— Given problem —
All lines from the line containing "Decode this image" up to and including the last line of the listing below should be echoed exactly; no other lines belong in the response.

══ Data rows

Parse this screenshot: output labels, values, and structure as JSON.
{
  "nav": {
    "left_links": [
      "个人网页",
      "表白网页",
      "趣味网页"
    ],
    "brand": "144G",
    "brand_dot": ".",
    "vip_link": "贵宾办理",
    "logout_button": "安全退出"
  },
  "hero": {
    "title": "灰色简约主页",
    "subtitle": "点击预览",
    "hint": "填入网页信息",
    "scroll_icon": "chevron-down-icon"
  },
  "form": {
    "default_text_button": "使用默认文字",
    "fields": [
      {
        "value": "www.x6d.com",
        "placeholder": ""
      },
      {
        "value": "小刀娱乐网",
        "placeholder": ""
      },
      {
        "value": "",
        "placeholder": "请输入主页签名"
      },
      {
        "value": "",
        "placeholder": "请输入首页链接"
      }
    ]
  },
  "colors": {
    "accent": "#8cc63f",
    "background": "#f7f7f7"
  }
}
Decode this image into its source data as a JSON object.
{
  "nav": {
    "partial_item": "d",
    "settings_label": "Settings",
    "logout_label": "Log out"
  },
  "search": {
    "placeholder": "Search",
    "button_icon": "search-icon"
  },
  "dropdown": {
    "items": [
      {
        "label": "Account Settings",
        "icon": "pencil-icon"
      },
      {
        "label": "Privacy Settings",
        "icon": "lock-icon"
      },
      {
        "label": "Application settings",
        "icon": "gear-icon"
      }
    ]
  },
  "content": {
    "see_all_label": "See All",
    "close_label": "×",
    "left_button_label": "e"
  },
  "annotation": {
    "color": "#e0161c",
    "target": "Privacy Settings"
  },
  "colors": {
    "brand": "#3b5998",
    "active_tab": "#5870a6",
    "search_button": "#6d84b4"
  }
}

════

— Task answer —
Decode this image into its source data as a JSON object.
{
  "nav": {
    "partial_item": "d",
    "settings_label": "Settings",
    "logout_label": "Log out"
  },
  "search": {
    "placeholder": "Search",
    "button_icon": "search-icon"
  },
  "dropdown": {
    "items": [
      {
        "label": "Account Settings",
        "icon": "pencil-icon"
      },
      {
        "label": "Privacy Settings",
        "icon": "lock-icon"
      },
      {
        "label": "Application settings",
        "icon": "gear-icon"
      }
    ]
  },
  "content": {
    "see_all_label": "See All",
    "close_label": "×",
    "left_button_label": "e"
  },
  "annotation": {
    "color": "#e0161c",
    "target": "Privacy Settings"
  },
  "colors": {
    "brand": "#3b5998",
    "active_tab": "#5870a6",
    "search_button": "#6d84b4"
  }
}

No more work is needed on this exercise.